CHALLENGE – Copy out all of the items below word for word, keeping every line in its original order.

▬▬▬▬▬▬

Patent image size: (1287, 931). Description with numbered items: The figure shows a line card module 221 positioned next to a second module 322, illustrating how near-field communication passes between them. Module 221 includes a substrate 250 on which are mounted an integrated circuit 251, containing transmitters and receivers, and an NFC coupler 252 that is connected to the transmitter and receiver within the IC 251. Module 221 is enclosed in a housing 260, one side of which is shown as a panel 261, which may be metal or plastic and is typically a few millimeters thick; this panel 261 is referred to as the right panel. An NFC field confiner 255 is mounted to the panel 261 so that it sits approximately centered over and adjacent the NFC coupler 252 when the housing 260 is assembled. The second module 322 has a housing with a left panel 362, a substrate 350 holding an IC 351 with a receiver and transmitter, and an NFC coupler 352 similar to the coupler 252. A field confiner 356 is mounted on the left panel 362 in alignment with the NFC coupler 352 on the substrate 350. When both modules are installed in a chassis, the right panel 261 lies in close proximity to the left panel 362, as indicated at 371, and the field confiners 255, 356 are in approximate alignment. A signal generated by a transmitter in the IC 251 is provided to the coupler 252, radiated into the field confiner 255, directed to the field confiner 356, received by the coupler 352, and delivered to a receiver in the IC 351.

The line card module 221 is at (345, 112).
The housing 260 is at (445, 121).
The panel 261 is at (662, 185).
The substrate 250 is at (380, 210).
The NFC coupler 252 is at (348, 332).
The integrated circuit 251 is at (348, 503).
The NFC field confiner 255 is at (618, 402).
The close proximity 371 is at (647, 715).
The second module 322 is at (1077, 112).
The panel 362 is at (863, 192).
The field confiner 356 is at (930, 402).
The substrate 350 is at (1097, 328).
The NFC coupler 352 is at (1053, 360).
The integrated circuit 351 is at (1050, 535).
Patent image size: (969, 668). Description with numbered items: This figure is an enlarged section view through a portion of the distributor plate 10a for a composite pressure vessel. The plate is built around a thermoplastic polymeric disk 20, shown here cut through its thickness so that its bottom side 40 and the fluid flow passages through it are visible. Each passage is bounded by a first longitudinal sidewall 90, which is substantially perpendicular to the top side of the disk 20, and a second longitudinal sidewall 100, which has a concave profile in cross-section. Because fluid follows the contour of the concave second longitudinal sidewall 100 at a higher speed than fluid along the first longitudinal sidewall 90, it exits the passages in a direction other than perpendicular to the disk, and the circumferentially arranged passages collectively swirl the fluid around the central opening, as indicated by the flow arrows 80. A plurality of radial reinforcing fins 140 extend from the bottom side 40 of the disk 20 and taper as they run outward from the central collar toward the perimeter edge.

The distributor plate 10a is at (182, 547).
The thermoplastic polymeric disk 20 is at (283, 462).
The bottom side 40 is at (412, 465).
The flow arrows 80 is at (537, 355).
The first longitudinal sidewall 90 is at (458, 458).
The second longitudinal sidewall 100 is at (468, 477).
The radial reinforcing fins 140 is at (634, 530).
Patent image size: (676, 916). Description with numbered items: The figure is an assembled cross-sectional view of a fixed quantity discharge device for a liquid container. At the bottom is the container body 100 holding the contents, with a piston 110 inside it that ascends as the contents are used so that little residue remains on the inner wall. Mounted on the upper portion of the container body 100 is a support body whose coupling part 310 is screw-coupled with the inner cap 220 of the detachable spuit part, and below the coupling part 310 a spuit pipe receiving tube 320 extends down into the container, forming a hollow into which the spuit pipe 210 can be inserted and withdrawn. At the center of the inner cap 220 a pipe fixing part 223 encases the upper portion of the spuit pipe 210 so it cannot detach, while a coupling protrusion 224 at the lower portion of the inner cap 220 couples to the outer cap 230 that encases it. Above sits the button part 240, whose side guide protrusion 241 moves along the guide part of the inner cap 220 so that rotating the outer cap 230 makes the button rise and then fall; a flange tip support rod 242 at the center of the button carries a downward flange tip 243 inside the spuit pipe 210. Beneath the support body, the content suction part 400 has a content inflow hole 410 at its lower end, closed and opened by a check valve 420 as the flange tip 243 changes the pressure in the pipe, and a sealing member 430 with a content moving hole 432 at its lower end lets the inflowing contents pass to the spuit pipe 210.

▬▬▬▬▬▬

FINAL RESULT –
Patent image size: (1287, 931). Description with numbered items: The figure shows a line card module 221 positioned next to a second module 322, illustrating how near-field communication passes between them. Module 221 includes a substrate 250 on which are mounted an integrated circuit 251, containing transmitters and receivers, and an NFC coupler 252 that is connected to the transmitter and receiver within the IC 251. Module 221 is enclosed in a housing 260, one side of which is shown as a panel 261, which may be metal or plastic and is typically a few millimeters thick; this panel 261 is referred to as the right panel. An NFC field confiner 255 is mounted to the panel 261 so that it sits approximately centered over and adjacent the NFC coupler 252 when the housing 260 is assembled. The second module 322 has a housing with a left panel 362, a substrate 350 holding an IC 351 with a receiver and transmitter, and an NFC coupler 352 similar to the coupler 252. A field confiner 356 is mounted on the left panel 362 in alignment with the NFC coupler 352 on the substrate 350. When both modules are installed in a chassis, the right panel 261 lies in close proximity to the left panel 362, as indicated at 371, and the field confiners 255, 356 are in approximate alignment. A signal generated by a transmitter in the IC 251 is provided to the coupler 252, radiated into the field confiner 255, directed to the field confiner 356, received by the coupler 352, and delivered to a receiver in the IC 351.

The line card module 221 is at (345, 112).
The housing 260 is at (445, 121).
The panel 261 is at (662, 185).
The substrate 250 is at (380, 210).
The NFC coupler 252 is at (348, 332).
The integrated circuit 251 is at (348, 503).
The NFC field confiner 255 is at (618, 402).
The close proximity 371 is at (647, 715).
The second module 322 is at (1077, 112).
The panel 362 is at (863, 192).
The field confiner 356 is at (930, 402).
The substrate 350 is at (1097, 328).
The NFC coupler 352 is at (1053, 360).
The integrated circuit 351 is at (1050, 535).
Patent image size: (969, 668). Description with numbered items: This figure is an enlarged section view through a portion of the distributor plate 10a for a composite pressure vessel. The plate is built around a thermoplastic polymeric disk 20, shown here cut through its thickness so that its bottom side 40 and the fluid flow passages through it are visible. Each passage is bounded by a first longitudinal sidewall 90, which is substantially perpendicular to the top side of the disk 20, and a second longitudinal sidewall 100, which has a concave profile in cross-section. Because fluid follows the contour of the concave second longitudinal sidewall 100 at a higher speed than fluid along the first longitudinal sidewall 90, it exits the passages in a direction other than perpendicular to the disk, and the circumferentially arranged passages collectively swirl the fluid around the central opening, as indicated by the flow arrows 80. A plurality of radial reinforcing fins 140 extend from the bottom side 40 of the disk 20 and taper as they run outward from the central collar toward the perimeter edge.

The distributor plate 10a is at (182, 547).
The thermoplastic polymeric disk 20 is at (283, 462).
The bottom side 40 is at (412, 465).
The flow arrows 80 is at (537, 355).
The first longitudinal sidewall 90 is at (458, 458).
The second longitudinal sidewall 100 is at (468, 477).
The radial reinforcing fins 140 is at (634, 530).
Patent image size: (676, 916). Description with numbered items: The figure is an assembled cross-sectional view of a fixed quantity discharge device for a liquid container. At the bottom is the container body 100 holding the contents, with a piston 110 inside it that ascends as the contents are used so that little residue remains on the inner wall. Mounted on the upper portion of the container body 100 is a support body whose coupling part 310 is screw-coupled with the inner cap 220 of the detachable spuit part, and below the coupling part 310 a spuit pipe receiving tube 320 extends down into the container, forming a hollow into which the spuit pipe 210 can be inserted and withdrawn. At the center of the inner cap 220 a pipe fixing part 223 encases the upper portion of the spuit pipe 210 so it cannot detach, while a coupling protrusion 224 at the lower portion of the inner cap 220 couples to the outer cap 230 that encases it. Above sits the button part 240, whose side guide protrusion 241 moves along the guide part of the inner cap 220 so that rotating the outer cap 230 makes the button rise and then fall; a flange tip support rod 242 at the center of the button carries a downward flange tip 243 inside the spuit pipe 210. Beneath the support body, the content suction part 400 has a content inflow hole 410 at its lower end, closed and opened by a check valve 420 as the flange tip 243 changes the pressure in the pipe, and a sealing member 430 with a content moving hole 432 at its lower end lets the inflowing contents pass to the spuit pipe 210.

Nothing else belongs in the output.